• Exercise requirements: Only lines with the string "JSON" matter here; gather them from the material below.

• Supplied material:
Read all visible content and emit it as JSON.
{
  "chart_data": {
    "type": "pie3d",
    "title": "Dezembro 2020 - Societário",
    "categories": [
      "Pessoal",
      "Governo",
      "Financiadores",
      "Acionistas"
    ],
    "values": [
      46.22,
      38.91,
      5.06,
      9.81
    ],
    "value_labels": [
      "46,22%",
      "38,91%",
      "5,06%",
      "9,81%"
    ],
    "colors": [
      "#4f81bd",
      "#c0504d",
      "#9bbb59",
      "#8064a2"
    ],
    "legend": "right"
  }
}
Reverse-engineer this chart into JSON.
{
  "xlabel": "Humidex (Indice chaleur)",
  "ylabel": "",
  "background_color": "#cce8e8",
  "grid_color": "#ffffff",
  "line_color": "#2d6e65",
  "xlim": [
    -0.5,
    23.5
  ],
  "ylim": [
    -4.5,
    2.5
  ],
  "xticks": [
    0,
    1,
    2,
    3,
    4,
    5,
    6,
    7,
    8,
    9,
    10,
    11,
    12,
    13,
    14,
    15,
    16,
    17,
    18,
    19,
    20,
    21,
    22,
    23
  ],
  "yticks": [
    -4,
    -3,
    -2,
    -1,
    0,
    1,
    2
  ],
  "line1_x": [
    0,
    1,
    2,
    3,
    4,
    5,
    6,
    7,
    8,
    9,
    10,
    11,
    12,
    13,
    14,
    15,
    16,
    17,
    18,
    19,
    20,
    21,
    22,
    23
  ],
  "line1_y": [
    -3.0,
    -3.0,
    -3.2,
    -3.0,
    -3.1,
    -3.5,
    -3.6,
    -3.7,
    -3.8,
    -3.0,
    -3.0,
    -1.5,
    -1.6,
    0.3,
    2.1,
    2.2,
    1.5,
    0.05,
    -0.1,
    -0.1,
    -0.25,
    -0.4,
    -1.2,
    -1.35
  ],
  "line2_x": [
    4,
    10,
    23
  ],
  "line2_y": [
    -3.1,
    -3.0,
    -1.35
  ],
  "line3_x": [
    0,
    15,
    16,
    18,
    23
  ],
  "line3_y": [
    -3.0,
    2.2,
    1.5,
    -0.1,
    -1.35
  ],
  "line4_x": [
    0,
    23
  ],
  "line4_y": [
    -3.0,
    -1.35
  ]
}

• Full answer:
Read all visible content and emit it as JSON.
Reverse-engineer this chart into JSON.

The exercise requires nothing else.